### WHAT THE TASK ASKS
For each statement, say yes or no to whether it agrees with the text on glia maturation factor, and quote the words of the text that decide it. 1. Anti-GMF antibody injections pushed the onset of EAE to days 12-14 post immunization. 2. Mice treated with isotype-matched control antibody showed milder EAE. 3. The role of mast cells in Parkinson's disease is already known.

### EXTRACT PROVIDED
Suppression of neuro inflammation in experimental autoimmune encephalomyelitis by glia maturation factor antibody

Glia maturation factor (GMF), a protein primarily localized in the central nervous system (CNS) was isolated, sequenced and cloned in our laboratory. We previously demonstrated that GMF mediates the experimental autoimmune encephalomyelitis (EAE)-induced production of pro-inflammatory cytokines and chemokines in the central nervous system of mice. In the present study we show that immunization with myelin oligodendrocyte glycoprotein peptide 35-55 (MOG35-55) caused an early onset (days 7-9 post immunization) and severe EAE with a mean peak score of 3.5 ± 0.5 in mice. Neutralization of GMF with four injections of anti-GMF antibody 5 to 11 days post immunization delayed the time of onset (days 12-14 post immunization) and significantly reduced the severity of EAE (mean peak score of 1.5 ± 0.4). Consistent with these clinical scores, histological examination of the CNS of these mice revealed profound differences between GMF-antibody treated mice and isotype matched control-antibody treated mice. Histological analysis of the spinal cord and brain showed severe inflammation and demyelination in the control antibody-treated mice whereas significantly reduced inflammation and demyelination was detected in GMF-antibody-treated mice at days 8, 16, and 24 post immunization. The decreased incidence and reduced severity of EAE in GMF-antibody-treated mice was consistent with the significantly reduced expressions of pro-inflammatory cytokines and chemokines. Our overall results demonstrate that neutralization of endogenous GMF with an affinity purified GMF antibody significantly decreased the inflammation, severity and progression of immunization induced active, passive and relapsing-remitting EAE. Treatment of mice with isotype-matched control antibody did not have any effect on EAE. Taken together, these results demonstrate the critical role of GMF in EAE, and GMF antibody as a potent anti-inflammatory therapeutic agent for effectively suppressing EAE in mouse models of major types of multiple sclerosis (MS).

Dopaminergic Toxin 1-Methyl-4-Phenylpyridinium, Proteins α-Synuclein and Glia Maturation Factor Activate Mast Cells and Release Inflammatory Mediators

Parkinson’s disease (PD) is characterized by the presence of Lewy bodies and degeneration of dopaminergic neurons. 1-methyl-4-phenylpyridinium (MPP+), a metabolite of neurotoxin 1-methyl-4-phenyl-1,2,3,6-tetrahydropyridine (MPTP) and Lewy body component α-synuclein activates glia in PD pathogenesis. Mast cells and glia maturation factor (GMF) are implicated in neuroinflammatory conditions including Multiple Sclerosis. However, the role of mast cells in PD is not yet known. We have analyzed the effect of recombinant GMF, MPP+, α-synuclein and interleukin-33 (IL-33) on mouse bone marrow-derived cultured mast cells (BMMCs), human umbilical cord blood-derived cultured mast cells (hCBMCs) and mouse brain-derived cultured astrocytes by quantifying cytokines/chemokines released using ELISA or by detecting the expression of co-stimulatory molecules CD40 and CD40L by flow cytometry. GMF significantly released chemokine (C-C motif) ligand 2 (CCL2) from BMMCs but its release was reduced in BMMCs from GMF knockout mice. GMF, α-synuclein and MPP+ released IL-1β, β-hexosaminidase from BMMCs, and IL-8 from hCBMCs. GMF released CCL5, and IL-33- induced the expression of GMF from hCBMCs. Novel GMF expression was detected in hCBMCs and BMMCs by immunocytochemistry. GMF released tumor necrosis factor-alpha (TNF-α) from mouse astrocytes, and this release was greater in BMMC- astrocyte coculture than in individual cultures. Flow cytometry results showed increased IL-33 expression by GMF and MPP+, and GMF-induced CD40 expression in astrocytes. Proinflammatory mediator release by GMF, MPP+ and α-synuclein, as well as GMF expression by mast cells indicate a potential therapeutic target for neurodegenerative diseases including PD.

### EXCERPTED RECORDS

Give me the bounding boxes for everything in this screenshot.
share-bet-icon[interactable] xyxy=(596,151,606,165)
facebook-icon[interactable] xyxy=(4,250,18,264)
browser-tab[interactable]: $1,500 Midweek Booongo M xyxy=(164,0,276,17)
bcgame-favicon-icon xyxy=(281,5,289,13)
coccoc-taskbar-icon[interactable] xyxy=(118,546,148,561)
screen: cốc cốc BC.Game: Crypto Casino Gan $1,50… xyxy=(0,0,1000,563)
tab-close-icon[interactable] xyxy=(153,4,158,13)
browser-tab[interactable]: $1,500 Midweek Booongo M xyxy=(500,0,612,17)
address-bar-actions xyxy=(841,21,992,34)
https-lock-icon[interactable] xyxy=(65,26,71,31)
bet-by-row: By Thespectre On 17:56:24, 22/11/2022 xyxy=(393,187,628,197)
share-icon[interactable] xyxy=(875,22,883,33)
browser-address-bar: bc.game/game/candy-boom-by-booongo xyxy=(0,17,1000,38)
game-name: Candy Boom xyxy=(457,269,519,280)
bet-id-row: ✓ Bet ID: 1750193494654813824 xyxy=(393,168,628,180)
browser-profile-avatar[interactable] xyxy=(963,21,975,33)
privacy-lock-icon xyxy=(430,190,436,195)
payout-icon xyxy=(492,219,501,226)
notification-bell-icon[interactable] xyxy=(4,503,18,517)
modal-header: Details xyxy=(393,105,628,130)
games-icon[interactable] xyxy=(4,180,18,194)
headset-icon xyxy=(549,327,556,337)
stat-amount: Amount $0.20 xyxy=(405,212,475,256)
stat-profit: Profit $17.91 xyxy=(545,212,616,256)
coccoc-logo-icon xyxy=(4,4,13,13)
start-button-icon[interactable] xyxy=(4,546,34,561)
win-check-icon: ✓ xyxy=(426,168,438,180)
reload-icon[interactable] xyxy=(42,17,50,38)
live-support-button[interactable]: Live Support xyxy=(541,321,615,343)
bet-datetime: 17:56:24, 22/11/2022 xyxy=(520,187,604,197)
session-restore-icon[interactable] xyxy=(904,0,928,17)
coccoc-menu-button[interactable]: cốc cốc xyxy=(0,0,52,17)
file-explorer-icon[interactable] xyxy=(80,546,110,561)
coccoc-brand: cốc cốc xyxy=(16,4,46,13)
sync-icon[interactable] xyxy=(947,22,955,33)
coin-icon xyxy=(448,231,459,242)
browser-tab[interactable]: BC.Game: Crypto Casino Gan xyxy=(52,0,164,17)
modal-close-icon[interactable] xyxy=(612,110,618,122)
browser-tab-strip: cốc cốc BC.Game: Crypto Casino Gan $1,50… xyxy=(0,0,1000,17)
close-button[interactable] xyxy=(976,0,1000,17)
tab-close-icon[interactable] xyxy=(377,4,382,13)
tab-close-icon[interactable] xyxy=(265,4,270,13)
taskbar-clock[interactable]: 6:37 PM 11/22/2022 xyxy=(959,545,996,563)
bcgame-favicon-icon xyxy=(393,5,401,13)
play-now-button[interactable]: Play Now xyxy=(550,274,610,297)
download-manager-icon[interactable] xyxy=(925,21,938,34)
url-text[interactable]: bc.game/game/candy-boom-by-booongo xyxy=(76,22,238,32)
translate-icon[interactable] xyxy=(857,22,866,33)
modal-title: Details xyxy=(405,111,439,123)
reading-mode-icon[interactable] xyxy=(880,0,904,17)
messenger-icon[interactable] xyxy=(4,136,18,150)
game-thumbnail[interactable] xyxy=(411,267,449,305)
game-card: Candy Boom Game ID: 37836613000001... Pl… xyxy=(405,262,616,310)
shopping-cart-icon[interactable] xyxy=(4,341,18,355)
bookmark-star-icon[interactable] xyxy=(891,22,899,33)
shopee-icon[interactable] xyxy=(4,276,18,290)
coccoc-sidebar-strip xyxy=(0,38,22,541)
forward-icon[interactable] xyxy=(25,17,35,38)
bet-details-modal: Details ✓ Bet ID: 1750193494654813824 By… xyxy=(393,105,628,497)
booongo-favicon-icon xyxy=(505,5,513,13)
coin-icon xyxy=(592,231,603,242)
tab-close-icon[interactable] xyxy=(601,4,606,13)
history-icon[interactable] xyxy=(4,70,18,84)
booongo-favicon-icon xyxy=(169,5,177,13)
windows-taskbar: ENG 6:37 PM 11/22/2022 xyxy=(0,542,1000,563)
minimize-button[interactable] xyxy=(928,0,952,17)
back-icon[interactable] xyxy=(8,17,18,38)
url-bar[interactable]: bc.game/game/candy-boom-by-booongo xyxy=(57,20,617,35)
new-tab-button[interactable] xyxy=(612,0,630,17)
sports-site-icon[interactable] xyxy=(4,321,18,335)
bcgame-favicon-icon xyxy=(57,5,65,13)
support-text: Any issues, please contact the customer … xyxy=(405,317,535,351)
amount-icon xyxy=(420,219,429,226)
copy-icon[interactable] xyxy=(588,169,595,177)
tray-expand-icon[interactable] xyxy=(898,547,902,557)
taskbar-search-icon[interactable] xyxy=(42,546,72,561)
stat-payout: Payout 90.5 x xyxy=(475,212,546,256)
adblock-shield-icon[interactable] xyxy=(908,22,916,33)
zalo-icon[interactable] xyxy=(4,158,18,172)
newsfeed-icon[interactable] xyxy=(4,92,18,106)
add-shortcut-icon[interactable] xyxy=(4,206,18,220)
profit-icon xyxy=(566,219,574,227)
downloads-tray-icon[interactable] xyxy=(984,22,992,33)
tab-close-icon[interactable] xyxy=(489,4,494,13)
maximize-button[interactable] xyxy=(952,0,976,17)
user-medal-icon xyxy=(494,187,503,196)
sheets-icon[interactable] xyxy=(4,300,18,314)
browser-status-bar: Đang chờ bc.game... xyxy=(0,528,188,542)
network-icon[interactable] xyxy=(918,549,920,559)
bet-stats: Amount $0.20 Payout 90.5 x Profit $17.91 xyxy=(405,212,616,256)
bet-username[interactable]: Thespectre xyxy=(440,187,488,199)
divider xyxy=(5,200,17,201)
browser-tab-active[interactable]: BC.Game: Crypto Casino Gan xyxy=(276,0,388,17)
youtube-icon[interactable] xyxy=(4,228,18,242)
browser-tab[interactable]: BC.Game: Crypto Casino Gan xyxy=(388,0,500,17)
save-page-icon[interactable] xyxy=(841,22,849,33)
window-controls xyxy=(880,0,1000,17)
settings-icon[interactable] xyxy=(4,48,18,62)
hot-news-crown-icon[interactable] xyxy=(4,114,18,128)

### SOLVED EXERCISE
1. Yes: "delayed the time of onset (days 12-14 post immunization)"
2. No: "Treatment of mice with isotype-matched control antibody did not have any effect on EAE."
3. No: "However, the role of mast cells in PD is not yet known."